** TASK INPUT **
* * * * * * * * *

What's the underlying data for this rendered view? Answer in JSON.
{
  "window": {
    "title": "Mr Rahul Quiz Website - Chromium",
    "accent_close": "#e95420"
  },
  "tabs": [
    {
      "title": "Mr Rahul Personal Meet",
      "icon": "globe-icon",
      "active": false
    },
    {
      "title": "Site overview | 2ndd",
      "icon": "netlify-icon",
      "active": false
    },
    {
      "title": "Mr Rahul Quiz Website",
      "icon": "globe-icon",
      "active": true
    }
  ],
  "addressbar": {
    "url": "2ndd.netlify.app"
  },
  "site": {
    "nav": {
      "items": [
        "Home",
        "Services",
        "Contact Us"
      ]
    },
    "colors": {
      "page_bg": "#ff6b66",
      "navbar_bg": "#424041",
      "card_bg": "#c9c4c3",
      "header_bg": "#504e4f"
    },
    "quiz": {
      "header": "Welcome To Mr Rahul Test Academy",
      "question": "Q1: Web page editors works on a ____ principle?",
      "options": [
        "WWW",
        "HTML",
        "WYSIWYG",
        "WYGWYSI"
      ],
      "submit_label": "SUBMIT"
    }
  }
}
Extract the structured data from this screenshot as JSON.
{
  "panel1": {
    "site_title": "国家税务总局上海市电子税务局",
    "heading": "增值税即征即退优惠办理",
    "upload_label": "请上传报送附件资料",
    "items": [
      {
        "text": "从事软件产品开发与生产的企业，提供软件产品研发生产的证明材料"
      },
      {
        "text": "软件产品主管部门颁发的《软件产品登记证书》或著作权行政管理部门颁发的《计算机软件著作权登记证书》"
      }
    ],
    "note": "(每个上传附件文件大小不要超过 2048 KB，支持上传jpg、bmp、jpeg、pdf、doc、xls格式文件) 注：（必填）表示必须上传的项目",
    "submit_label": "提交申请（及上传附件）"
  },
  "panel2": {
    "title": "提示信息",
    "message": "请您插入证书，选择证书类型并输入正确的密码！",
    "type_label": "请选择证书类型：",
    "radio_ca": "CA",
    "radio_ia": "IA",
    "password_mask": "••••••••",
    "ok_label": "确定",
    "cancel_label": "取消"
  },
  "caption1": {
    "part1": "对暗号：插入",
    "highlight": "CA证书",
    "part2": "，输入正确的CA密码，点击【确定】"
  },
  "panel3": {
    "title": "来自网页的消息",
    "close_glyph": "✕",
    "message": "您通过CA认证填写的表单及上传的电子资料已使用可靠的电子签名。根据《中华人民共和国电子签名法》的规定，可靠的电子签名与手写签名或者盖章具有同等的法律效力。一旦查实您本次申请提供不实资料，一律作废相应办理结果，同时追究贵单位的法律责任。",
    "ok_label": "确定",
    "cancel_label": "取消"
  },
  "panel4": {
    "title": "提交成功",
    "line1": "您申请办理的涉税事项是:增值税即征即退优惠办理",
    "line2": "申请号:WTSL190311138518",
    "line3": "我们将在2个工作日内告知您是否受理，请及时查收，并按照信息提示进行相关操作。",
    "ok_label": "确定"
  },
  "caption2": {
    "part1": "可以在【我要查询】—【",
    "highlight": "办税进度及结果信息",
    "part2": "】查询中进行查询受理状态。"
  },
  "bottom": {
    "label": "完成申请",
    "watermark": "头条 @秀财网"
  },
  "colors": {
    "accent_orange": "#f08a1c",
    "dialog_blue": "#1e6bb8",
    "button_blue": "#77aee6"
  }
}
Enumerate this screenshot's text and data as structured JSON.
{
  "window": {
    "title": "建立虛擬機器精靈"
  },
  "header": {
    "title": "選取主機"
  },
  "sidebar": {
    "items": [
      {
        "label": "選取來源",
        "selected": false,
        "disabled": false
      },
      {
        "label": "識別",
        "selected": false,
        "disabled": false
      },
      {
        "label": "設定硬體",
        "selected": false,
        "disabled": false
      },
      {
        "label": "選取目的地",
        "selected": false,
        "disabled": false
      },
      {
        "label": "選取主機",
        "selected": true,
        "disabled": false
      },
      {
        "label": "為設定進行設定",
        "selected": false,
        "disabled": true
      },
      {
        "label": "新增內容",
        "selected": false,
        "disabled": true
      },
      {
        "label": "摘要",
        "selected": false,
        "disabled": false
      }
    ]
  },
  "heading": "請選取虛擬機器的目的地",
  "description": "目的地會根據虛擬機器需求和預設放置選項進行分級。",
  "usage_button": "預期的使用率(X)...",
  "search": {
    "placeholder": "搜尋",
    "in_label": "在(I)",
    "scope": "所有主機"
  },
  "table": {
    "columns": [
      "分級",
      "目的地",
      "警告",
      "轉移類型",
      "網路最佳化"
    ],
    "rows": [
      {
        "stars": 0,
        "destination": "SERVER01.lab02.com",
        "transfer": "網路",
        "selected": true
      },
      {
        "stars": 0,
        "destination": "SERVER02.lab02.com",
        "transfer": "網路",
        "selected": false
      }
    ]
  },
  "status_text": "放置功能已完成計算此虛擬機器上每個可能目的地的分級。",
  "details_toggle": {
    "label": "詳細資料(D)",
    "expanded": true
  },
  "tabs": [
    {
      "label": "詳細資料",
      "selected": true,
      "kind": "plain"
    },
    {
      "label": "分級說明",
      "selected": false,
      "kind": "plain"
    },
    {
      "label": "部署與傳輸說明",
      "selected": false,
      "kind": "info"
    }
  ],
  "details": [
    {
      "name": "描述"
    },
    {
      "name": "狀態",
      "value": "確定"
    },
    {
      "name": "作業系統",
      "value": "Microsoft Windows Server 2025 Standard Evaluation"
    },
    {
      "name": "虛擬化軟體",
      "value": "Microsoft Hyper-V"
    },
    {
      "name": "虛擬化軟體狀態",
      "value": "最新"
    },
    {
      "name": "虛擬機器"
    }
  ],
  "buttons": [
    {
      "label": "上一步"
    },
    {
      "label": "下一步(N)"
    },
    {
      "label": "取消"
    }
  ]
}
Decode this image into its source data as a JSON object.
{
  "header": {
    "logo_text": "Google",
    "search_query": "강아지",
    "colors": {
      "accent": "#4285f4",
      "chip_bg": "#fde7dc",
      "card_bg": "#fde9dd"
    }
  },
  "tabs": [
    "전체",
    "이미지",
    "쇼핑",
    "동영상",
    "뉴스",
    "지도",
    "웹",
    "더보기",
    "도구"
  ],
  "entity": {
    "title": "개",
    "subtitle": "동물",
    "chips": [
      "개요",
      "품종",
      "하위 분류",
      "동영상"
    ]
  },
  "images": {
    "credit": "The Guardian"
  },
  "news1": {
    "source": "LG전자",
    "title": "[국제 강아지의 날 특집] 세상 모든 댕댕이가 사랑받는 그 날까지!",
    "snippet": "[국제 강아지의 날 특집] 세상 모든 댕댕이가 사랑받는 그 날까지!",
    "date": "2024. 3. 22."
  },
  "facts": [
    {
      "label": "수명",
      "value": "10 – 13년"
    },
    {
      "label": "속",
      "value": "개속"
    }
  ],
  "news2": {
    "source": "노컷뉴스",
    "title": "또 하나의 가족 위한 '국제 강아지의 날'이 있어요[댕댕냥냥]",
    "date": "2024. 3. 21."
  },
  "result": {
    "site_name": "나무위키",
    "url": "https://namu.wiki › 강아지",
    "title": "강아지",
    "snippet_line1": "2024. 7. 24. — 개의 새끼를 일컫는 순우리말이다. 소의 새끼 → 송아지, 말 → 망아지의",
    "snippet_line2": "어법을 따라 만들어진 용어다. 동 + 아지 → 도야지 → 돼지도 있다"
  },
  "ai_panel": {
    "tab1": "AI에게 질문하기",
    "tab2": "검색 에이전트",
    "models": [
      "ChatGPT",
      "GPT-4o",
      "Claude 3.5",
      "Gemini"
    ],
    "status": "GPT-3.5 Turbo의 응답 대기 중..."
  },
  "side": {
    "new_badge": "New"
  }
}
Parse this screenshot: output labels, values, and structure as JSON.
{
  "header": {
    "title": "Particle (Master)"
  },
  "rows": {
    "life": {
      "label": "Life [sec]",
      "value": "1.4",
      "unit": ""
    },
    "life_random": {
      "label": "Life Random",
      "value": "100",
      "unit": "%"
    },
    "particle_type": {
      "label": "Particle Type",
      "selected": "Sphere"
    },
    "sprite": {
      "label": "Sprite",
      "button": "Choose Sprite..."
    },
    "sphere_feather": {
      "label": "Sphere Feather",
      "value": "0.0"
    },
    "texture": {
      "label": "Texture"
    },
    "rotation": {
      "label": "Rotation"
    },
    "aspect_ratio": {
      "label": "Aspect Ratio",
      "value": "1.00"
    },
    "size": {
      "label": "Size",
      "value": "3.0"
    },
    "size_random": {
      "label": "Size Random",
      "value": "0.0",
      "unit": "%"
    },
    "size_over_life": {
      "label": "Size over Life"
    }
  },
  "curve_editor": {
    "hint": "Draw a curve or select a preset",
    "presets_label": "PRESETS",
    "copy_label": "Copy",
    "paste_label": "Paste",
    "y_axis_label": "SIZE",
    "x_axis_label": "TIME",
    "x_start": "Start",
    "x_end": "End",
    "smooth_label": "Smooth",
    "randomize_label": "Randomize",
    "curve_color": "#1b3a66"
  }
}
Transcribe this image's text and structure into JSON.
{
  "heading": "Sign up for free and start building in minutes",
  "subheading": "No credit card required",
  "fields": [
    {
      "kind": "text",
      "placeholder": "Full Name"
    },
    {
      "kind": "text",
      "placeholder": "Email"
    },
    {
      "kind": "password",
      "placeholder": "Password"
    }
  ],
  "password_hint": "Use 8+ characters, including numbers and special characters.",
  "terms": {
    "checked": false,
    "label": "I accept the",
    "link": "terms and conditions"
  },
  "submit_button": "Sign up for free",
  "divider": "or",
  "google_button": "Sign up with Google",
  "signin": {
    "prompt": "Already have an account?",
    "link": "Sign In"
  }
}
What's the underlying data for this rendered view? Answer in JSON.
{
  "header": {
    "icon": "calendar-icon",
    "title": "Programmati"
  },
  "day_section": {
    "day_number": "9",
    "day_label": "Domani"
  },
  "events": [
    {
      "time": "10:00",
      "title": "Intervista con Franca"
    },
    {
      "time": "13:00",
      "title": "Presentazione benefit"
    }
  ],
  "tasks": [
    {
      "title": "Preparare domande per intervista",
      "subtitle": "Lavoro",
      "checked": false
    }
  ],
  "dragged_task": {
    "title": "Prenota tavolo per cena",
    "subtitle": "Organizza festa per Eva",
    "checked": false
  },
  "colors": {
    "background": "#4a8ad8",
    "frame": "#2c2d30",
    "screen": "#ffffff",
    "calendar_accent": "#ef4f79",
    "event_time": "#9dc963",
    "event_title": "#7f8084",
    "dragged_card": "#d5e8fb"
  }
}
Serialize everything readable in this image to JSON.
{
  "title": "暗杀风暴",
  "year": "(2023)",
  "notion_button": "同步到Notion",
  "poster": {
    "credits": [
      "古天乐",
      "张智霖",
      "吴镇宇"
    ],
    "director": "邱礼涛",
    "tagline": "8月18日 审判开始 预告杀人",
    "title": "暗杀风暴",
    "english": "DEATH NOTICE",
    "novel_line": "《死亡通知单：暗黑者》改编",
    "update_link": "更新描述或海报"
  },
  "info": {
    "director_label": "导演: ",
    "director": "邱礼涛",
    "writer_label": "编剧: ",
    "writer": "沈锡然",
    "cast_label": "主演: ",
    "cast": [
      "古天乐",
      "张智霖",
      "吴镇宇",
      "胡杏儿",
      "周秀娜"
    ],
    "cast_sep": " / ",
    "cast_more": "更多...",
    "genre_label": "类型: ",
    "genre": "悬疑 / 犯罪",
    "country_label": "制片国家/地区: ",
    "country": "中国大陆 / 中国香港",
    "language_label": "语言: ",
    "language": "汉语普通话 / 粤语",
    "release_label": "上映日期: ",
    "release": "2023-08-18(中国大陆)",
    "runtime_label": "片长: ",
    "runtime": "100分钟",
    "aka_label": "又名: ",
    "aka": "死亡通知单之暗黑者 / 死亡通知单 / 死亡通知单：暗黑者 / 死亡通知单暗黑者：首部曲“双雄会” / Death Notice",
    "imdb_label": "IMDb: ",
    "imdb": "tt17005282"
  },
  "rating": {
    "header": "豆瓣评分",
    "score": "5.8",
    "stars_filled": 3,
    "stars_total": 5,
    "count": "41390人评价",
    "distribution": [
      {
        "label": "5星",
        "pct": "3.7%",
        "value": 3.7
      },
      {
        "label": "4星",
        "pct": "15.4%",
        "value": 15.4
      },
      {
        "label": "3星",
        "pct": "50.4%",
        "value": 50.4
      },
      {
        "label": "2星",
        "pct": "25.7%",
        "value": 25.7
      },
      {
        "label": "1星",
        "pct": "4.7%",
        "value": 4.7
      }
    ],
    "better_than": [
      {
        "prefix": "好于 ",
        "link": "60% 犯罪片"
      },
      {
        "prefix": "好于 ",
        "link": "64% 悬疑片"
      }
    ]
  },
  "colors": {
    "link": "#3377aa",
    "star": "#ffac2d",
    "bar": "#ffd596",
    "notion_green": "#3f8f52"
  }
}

* * * * * * * * *

** PROBLEM REQUIREMENTS **
State the count of lines with the word "사랑받는" in them, and write nothing else.

** SOLUTION **
2